DIRECTIONS: All the data should be repeated exactly. Any image in it is left out.

Stored data:
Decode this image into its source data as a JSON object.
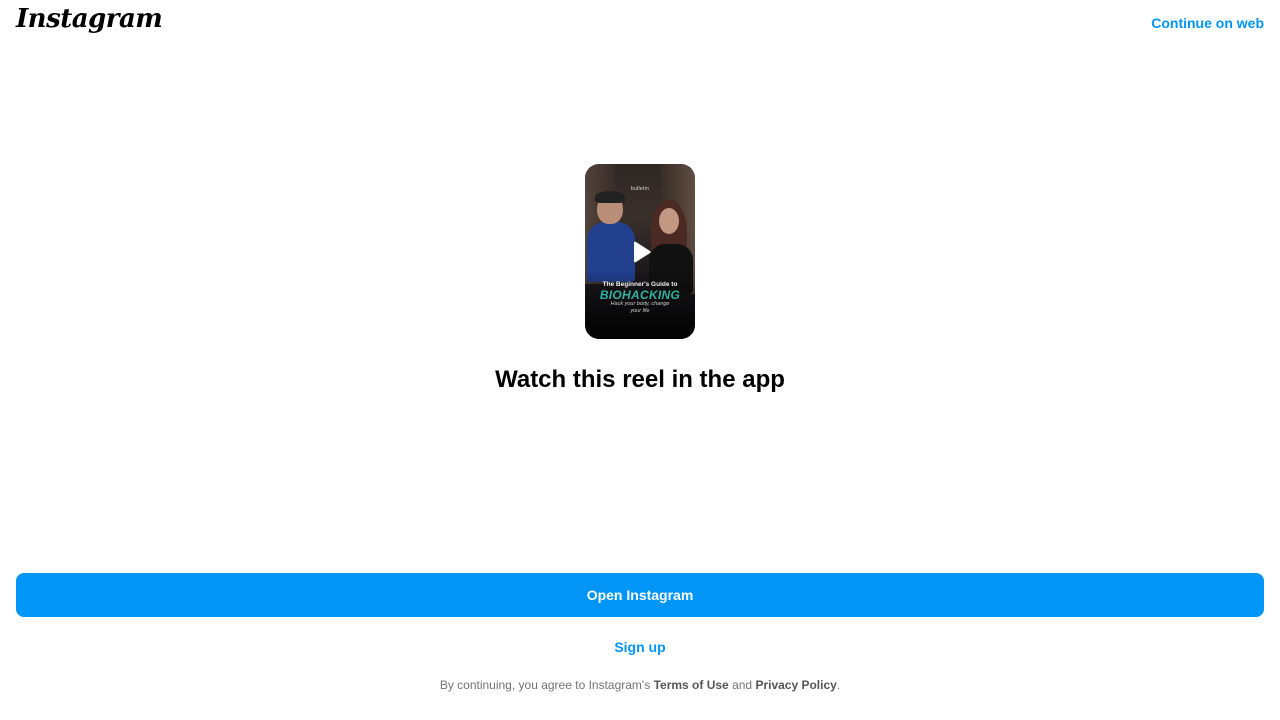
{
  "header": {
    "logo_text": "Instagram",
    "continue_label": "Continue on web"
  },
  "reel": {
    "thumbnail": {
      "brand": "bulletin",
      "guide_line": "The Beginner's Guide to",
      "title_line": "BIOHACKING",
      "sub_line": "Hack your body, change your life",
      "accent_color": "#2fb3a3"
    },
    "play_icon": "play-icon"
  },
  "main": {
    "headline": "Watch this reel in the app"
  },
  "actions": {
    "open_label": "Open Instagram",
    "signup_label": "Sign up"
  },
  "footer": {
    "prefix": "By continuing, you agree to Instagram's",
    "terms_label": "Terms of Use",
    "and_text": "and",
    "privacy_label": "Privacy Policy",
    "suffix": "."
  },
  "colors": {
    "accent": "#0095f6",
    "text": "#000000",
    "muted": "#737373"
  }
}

WORKED SOLUTION:
Decode this image into its source data as a JSON object.
{
  "header": {
    "logo_text": "Instagram",
    "continue_label": "Continue on web"
  },
  "reel": {
    "thumbnail": {
      "brand": "bulletin",
      "guide_line": "The Beginner's Guide to",
      "title_line": "BIOHACKING",
      "sub_line": "Hack your body, change your life",
      "accent_color": "#2fb3a3"
    },
    "play_icon": "play-icon"
  },
  "main": {
    "headline": "Watch this reel in the app"
  },
  "actions": {
    "open_label": "Open Instagram",
    "signup_label": "Sign up"
  },
  "footer": {
    "prefix": "By continuing, you agree to Instagram's",
    "terms_label": "Terms of Use",
    "and_text": "and",
    "privacy_label": "Privacy Policy",
    "suffix": "."
  },
  "colors": {
    "accent": "#0095f6",
    "text": "#000000",
    "muted": "#737373"
  }
}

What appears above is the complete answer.